**TASK DESCRIPTION:** Your answer should be a single number: how many lines in the data below hold the string "analyze".

**RECORDED INFORMATION:**
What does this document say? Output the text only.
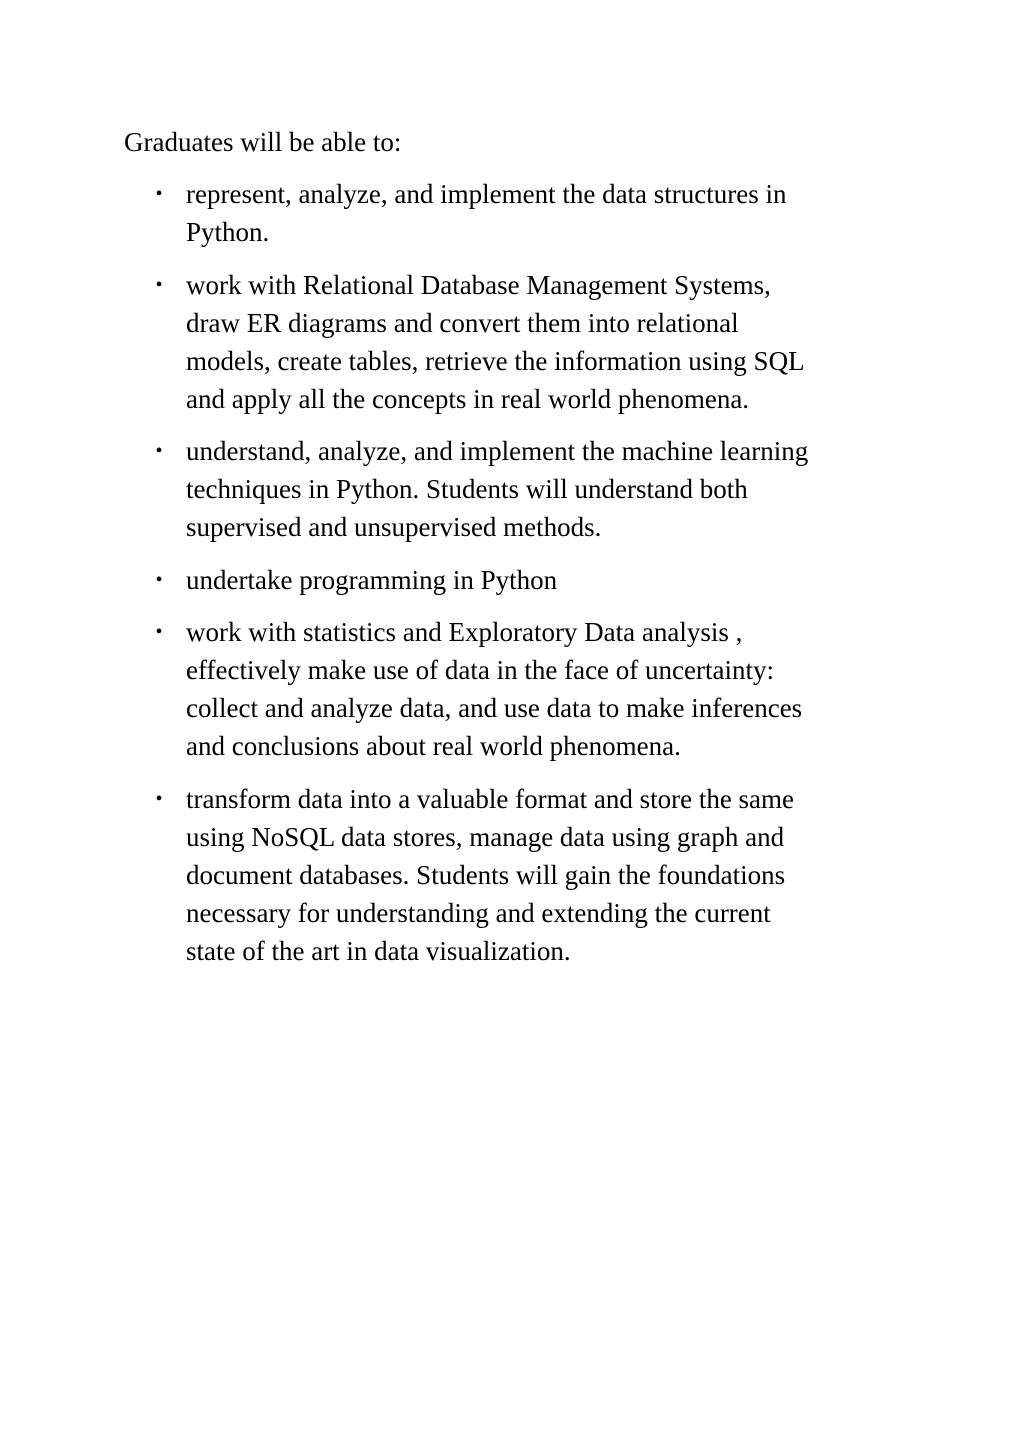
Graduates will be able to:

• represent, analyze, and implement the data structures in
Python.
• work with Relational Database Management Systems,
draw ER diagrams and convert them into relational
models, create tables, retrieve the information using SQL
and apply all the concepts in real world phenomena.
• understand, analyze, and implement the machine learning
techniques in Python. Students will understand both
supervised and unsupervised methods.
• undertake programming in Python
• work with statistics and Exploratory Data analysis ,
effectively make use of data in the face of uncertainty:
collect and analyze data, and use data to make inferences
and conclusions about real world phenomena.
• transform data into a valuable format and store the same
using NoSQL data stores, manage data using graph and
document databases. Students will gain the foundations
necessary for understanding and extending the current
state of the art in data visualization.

--

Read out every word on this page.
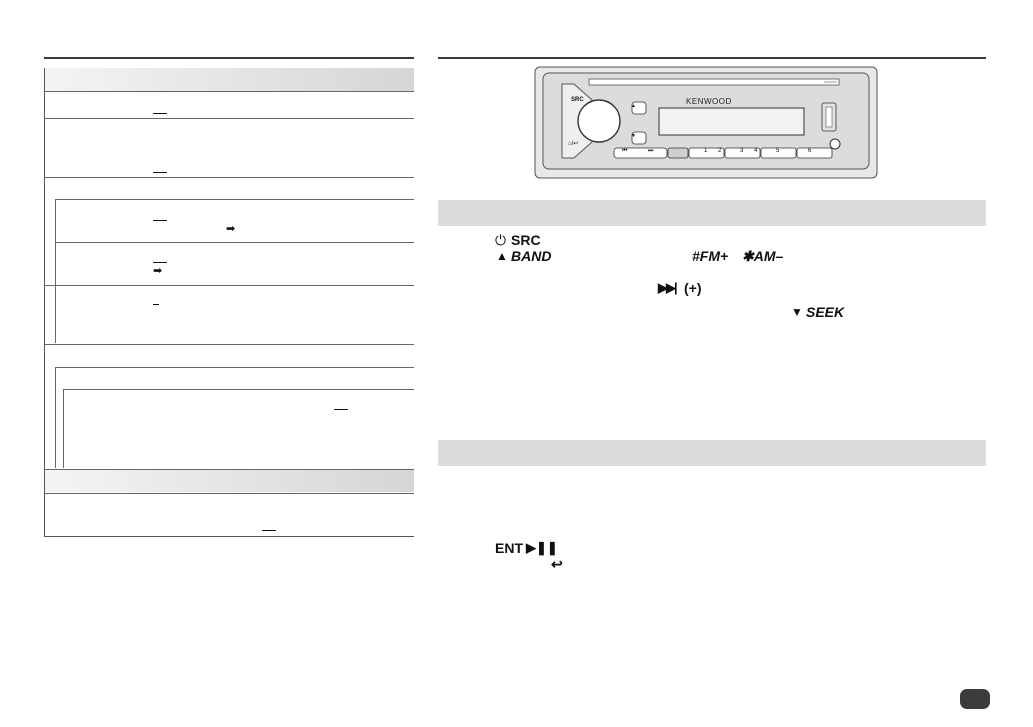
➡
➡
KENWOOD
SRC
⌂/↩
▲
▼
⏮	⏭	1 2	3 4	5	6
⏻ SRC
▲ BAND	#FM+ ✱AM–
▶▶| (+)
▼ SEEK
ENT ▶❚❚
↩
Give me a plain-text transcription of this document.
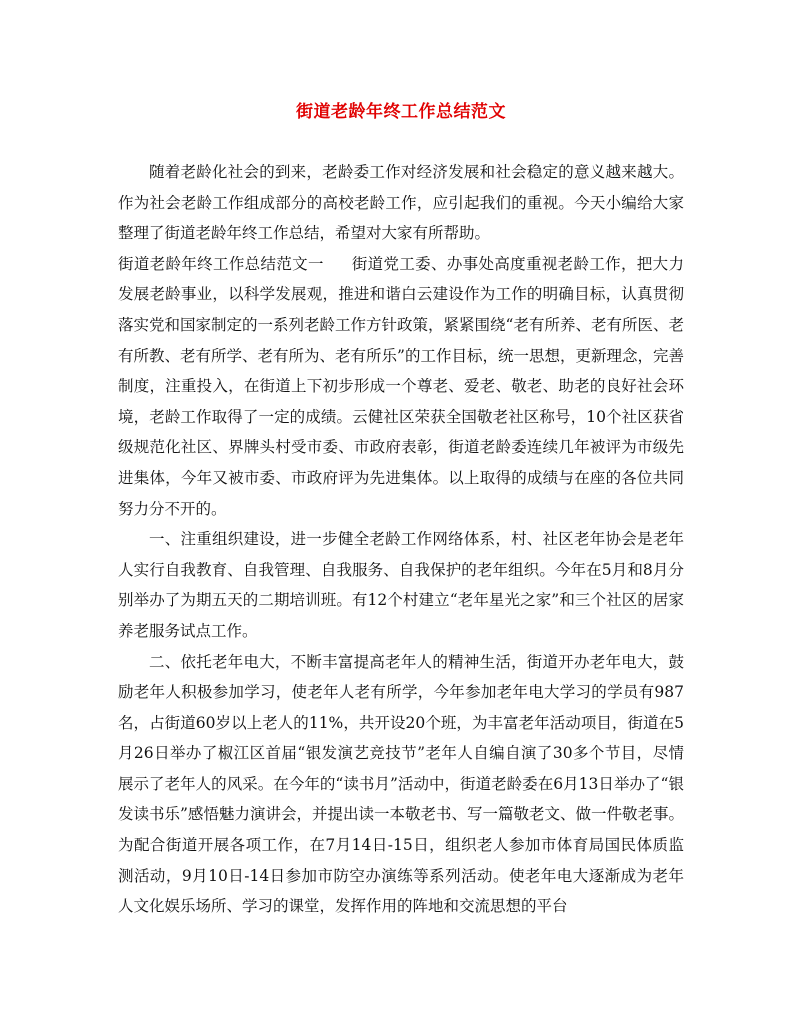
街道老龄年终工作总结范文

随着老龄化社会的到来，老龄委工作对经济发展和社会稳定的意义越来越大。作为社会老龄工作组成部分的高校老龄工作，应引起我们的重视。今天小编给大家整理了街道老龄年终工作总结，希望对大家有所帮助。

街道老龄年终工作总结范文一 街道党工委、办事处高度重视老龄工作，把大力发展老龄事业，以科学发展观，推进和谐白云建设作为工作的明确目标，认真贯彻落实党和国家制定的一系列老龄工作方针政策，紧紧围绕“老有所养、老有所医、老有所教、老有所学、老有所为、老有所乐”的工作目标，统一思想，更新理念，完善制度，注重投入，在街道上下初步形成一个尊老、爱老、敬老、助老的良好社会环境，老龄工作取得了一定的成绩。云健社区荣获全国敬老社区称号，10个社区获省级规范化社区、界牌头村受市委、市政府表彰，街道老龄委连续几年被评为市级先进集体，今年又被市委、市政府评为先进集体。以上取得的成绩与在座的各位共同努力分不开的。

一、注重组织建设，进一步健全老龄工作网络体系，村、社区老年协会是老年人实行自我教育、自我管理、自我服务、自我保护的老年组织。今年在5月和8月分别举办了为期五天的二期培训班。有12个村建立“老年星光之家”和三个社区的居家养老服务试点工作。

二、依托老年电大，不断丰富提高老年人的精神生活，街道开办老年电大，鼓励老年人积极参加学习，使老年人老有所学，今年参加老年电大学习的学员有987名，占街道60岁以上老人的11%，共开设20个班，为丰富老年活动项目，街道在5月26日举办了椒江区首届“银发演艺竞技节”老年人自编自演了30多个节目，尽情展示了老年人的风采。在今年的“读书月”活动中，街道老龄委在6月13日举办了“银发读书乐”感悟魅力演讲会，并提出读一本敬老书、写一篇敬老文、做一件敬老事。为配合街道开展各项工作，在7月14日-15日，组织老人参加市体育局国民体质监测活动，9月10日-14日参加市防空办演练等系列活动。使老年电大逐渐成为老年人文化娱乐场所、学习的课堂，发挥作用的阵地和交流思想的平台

---

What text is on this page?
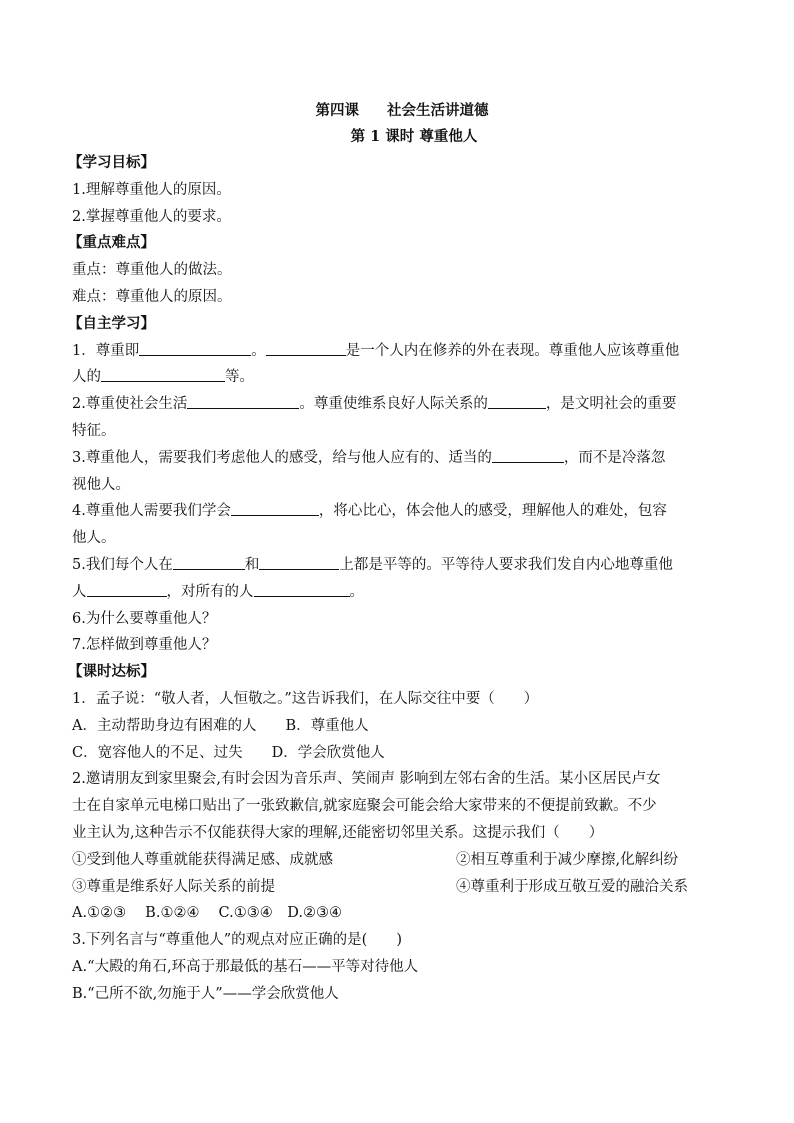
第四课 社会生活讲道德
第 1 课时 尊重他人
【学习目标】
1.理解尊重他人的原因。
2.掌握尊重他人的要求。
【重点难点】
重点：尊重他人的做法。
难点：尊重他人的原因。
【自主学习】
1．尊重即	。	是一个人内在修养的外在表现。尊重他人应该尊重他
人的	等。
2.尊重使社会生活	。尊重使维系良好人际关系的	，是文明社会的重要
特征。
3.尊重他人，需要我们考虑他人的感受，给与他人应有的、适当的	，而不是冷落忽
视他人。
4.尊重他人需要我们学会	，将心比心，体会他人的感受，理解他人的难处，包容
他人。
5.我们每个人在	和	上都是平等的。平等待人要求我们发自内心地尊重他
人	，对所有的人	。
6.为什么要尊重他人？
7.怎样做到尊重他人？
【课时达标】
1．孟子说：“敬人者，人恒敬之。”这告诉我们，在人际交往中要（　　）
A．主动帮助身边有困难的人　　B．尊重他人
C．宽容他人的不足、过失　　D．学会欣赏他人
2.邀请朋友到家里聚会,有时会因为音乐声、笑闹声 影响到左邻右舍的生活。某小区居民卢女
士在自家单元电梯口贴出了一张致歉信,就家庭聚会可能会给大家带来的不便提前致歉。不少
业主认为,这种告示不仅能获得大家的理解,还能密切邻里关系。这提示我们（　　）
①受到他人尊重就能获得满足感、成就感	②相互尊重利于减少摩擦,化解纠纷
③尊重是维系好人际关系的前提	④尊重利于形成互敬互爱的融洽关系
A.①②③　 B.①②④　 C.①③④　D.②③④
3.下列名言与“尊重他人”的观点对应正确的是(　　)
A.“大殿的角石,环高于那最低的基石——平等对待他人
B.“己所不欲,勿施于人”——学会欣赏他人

**RESULT FOR THIS TASK:** 3